A block of data
########
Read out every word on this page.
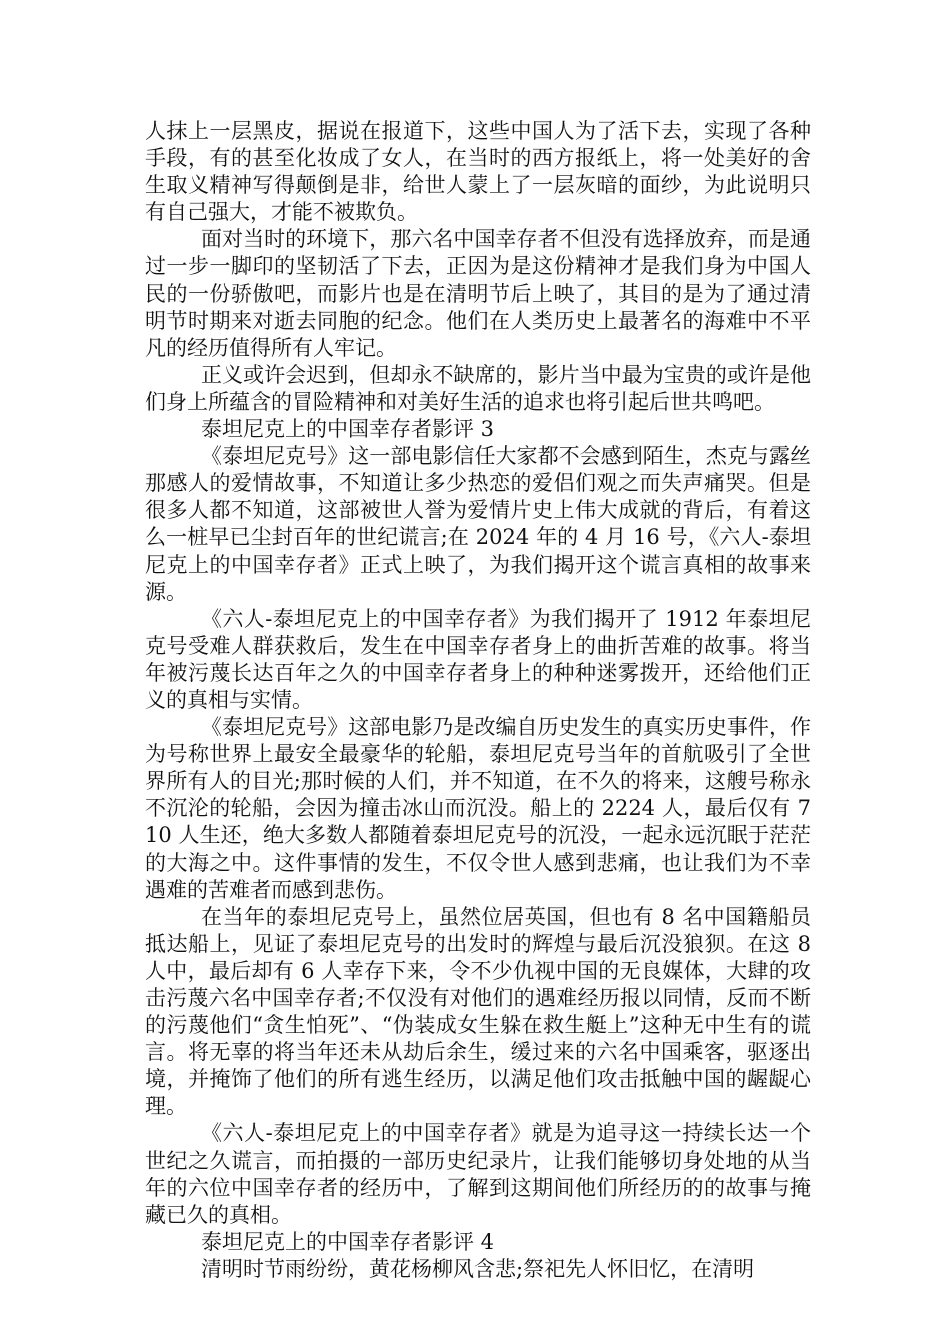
人抹上一层黑皮，据说在报道下，这些中国人为了活下去，实现了各种手段，有的甚至化妆成了女人，在当时的西方报纸上，将一处美好的舍生取义精神写得颠倒是非，给世人蒙上了一层灰暗的面纱，为此说明只有自己强大，才能不被欺负。

面对当时的环境下，那六名中国幸存者不但没有选择放弃，而是通过一步一脚印的坚韧活了下去，正因为是这份精神才是我们身为中国人民的一份骄傲吧，而影片也是在清明节后上映了，其目的是为了通过清明节时期来对逝去同胞的纪念。他们在人类历史上最著名的海难中不平凡的经历值得所有人牢记。

正义或许会迟到，但却永不缺席的，影片当中最为宝贵的或许是他们身上所蕴含的冒险精神和对美好生活的追求也将引起后世共鸣吧。

泰坦尼克上的中国幸存者影评 3

《泰坦尼克号》这一部电影信任大家都不会感到陌生，杰克与露丝那感人的爱情故事，不知道让多少热恋的爱侣们观之而失声痛哭。但是很多人都不知道，这部被世人誉为爱情片史上伟大成就的背后，有着这么一桩早已尘封百年的世纪谎言;在 2024 年的 4 月 16 号，《六人-泰坦尼克上的中国幸存者》正式上映了，为我们揭开这个谎言真相的故事来源。

《六人-泰坦尼克上的中国幸存者》为我们揭开了 1912 年泰坦尼克号受难人群获救后，发生在中国幸存者身上的曲折苦难的故事。将当年被污蔑长达百年之久的中国幸存者身上的种种迷雾拨开，还给他们正义的真相与实情。

《泰坦尼克号》这部电影乃是改编自历史发生的真实历史事件，作为号称世界上最安全最豪华的轮船，泰坦尼克号当年的首航吸引了全世界所有人的目光;那时候的人们，并不知道，在不久的将来，这艘号称永不沉沦的轮船，会因为撞击冰山而沉没。船上的 2224 人，最后仅有 710 人生还，绝大多数人都随着泰坦尼克号的沉没，一起永远沉眠于茫茫的大海之中。这件事情的发生，不仅令世人感到悲痛，也让我们为不幸遇难的苦难者而感到悲伤。

在当年的泰坦尼克号上，虽然位居英国，但也有 8 名中国籍船员抵达船上，见证了泰坦尼克号的出发时的辉煌与最后沉没狼狈。在这 8 人中，最后却有 6 人幸存下来，令不少仇视中国的无良媒体，大肆的攻击污蔑六名中国幸存者;不仅没有对他们的遇难经历报以同情，反而不断的污蔑他们“贪生怕死”、“伪装成女生躲在救生艇上”这种无中生有的谎言。将无辜的将当年还未从劫后余生，缓过来的六名中国乘客，驱逐出境，并掩饰了他们的所有逃生经历，以满足他们攻击抵触中国的龌龊心理。

《六人-泰坦尼克上的中国幸存者》就是为追寻这一持续长达一个世纪之久谎言，而拍摄的一部历史纪录片，让我们能够切身处地的从当年的六位中国幸存者的经历中，了解到这期间他们所经历的的故事与掩藏已久的真相。

泰坦尼克上的中国幸存者影评 4

清明时节雨纷纷，黄花杨柳风含悲;祭祀先人怀旧忆，在清明
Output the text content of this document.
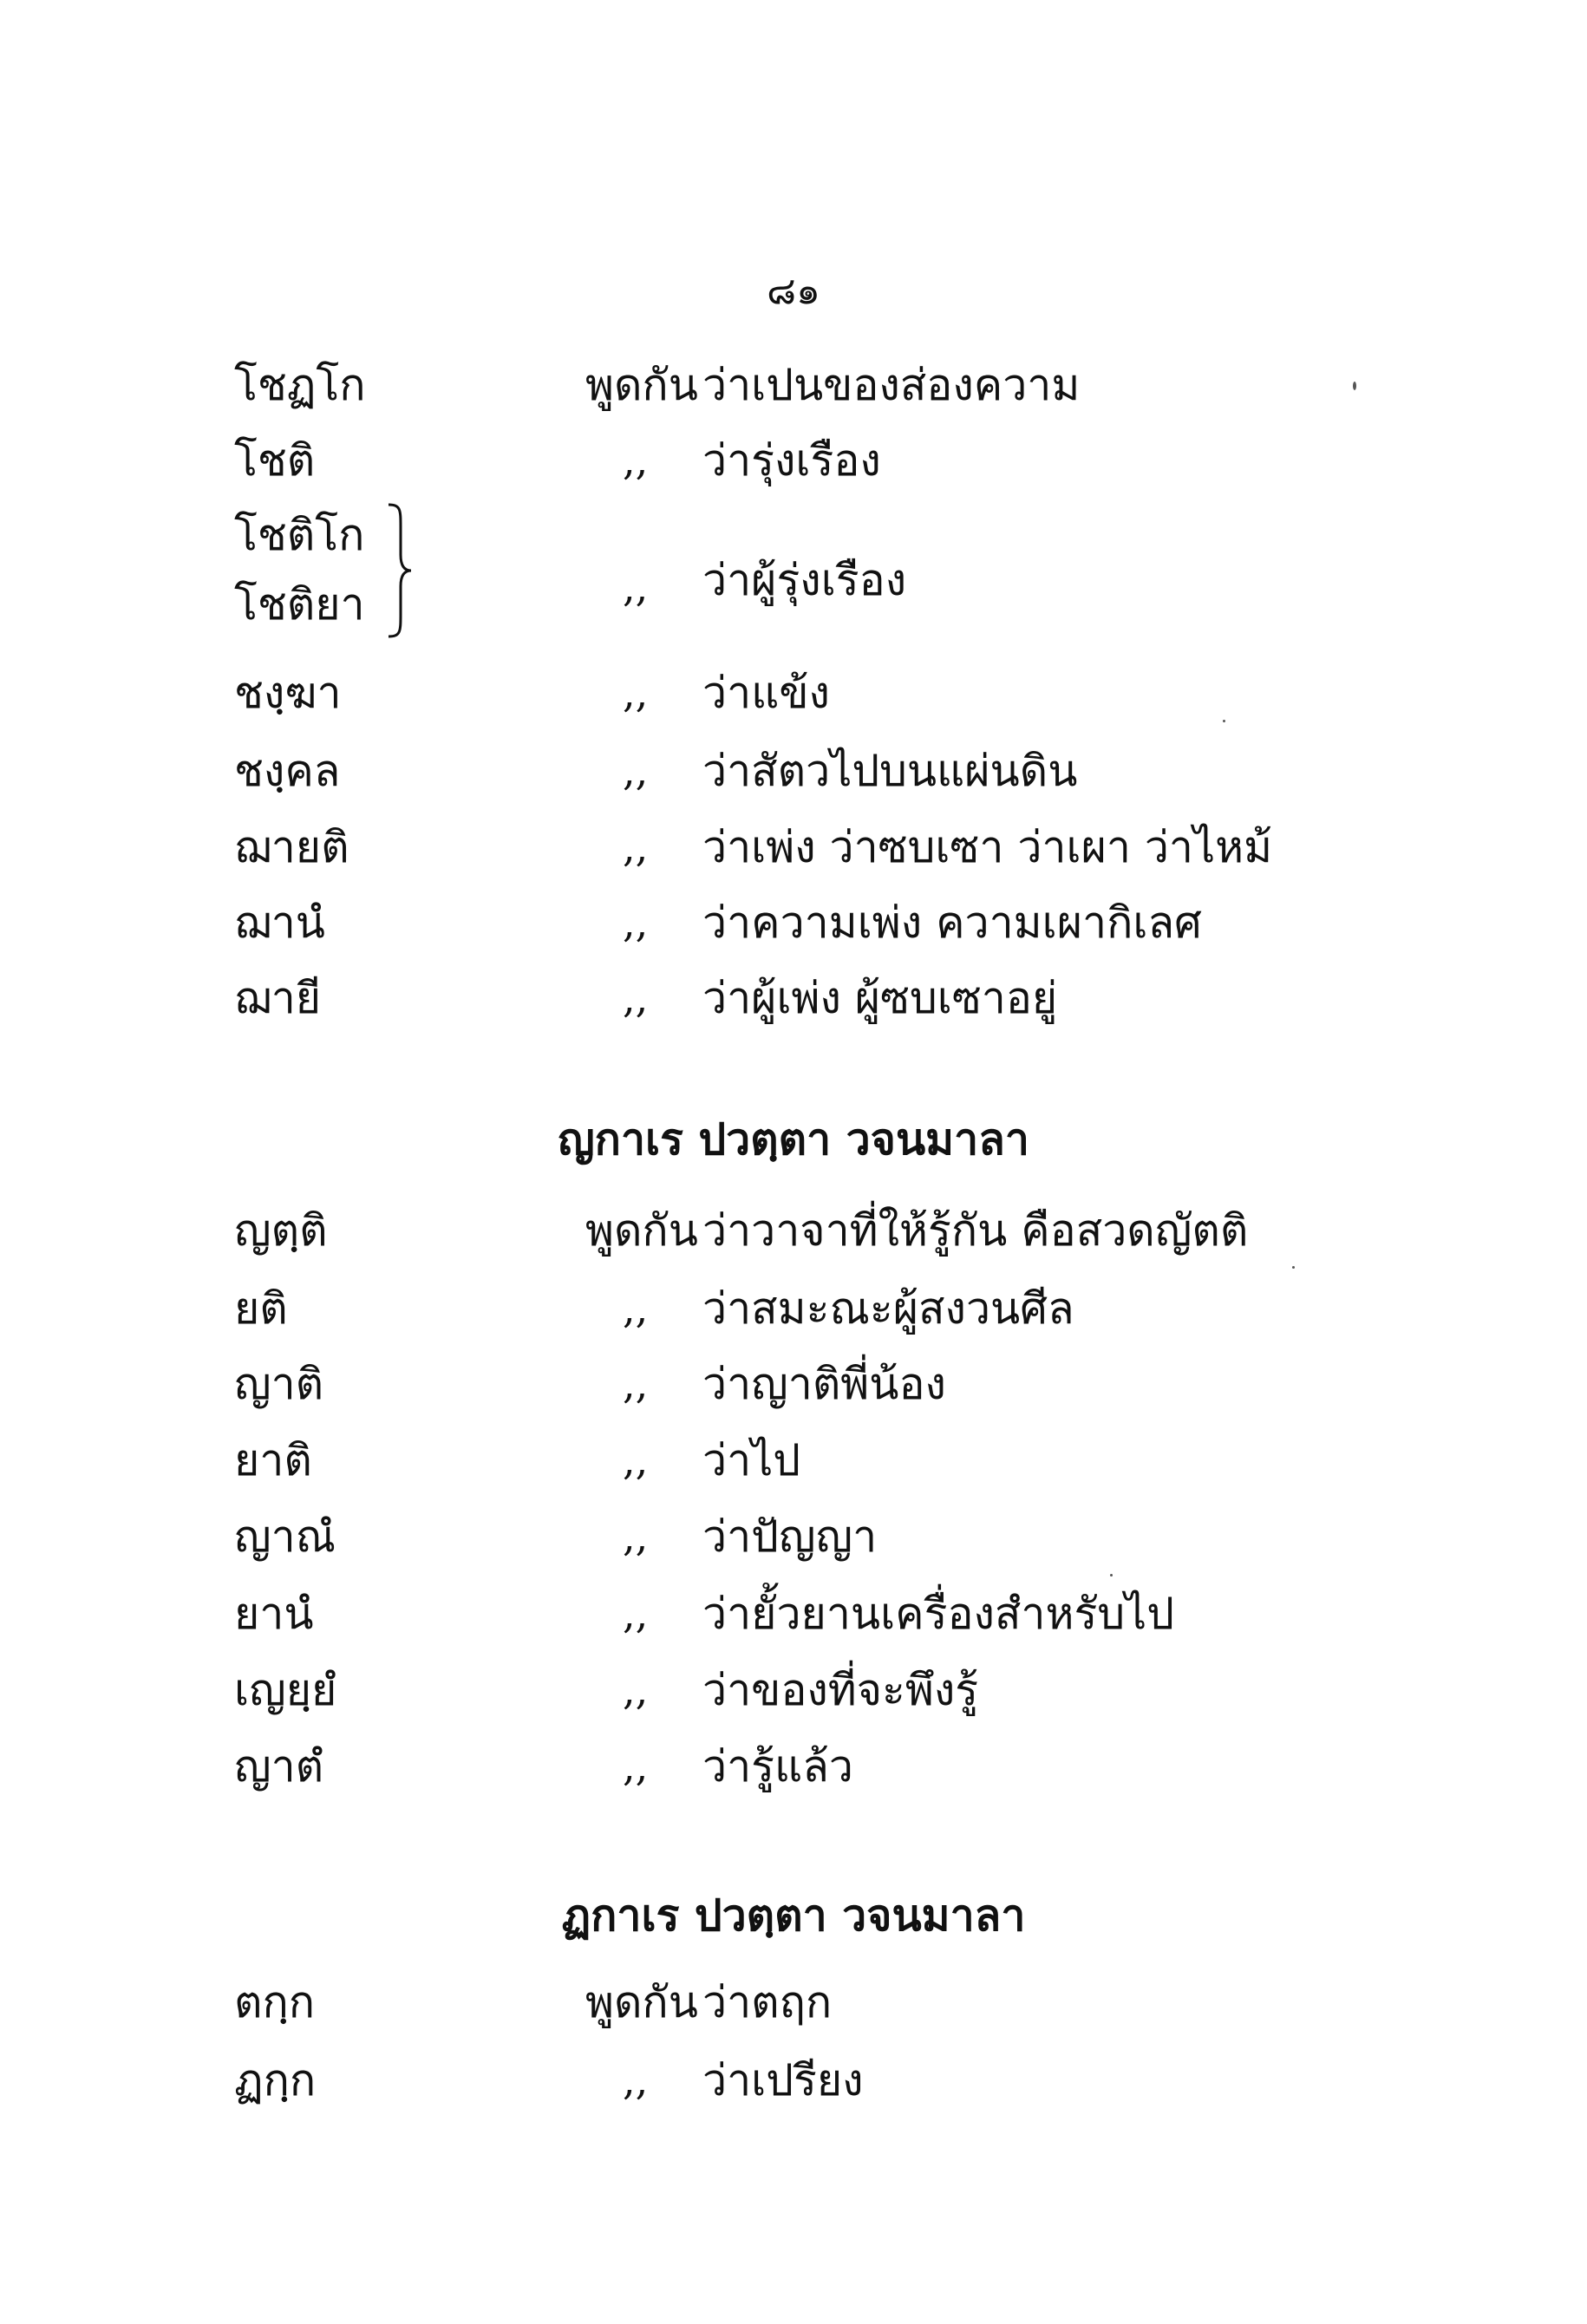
๘๑
โชฏโก	พูดกัน ว่าเปนของส่องความ
โชติ	,,	ว่ารุ่งเรือง
โชติโก
โชติยา	,, ว่าผู้รุ่งเรือง
ชงฺฆา	,,	ว่าแข้ง
ชงฺคล	,,	ว่าสัตวไปบนแผ่นดิน
ฌายติ	,,	ว่าเพ่ง ว่าซบเซา ว่าเผา ว่าไหม้
ฌานํ	,,	ว่าความเพ่ง ความเผากิเลศ
ฌายี	,,	ว่าผู้เพ่ง ผู้ซบเซาอยู่
ญกาเร ปวตฺตา วจนมาลา
ญตฺติ	พูดกัน ว่าวาจาที่ให้รู้กัน คือสวดญัตติ
ยติ	,,	ว่าสมะณะผู้สงวนศีล
ญาติ	,,	ว่าญาติพี่น้อง
ยาติ	,,	ว่าไป
ญาณํ	,,	ว่าปัญญา
ยานํ	,,	ว่ายั้วยานเครื่องสำหรับไป
เญยฺยํ	,,	ว่าของที่จะพึงรู้
ญาตํ	,,	ว่ารู้แล้ว
ฏกาเร ปวตฺตา วจนมาลา
ตกฺก	พูดกัน ว่าตฤก
ฏกฺก	,,	ว่าเปรียง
########
Short problem >> State the count of lines with the word "this" in them, and write nothing else.

Solution to the problem >> 2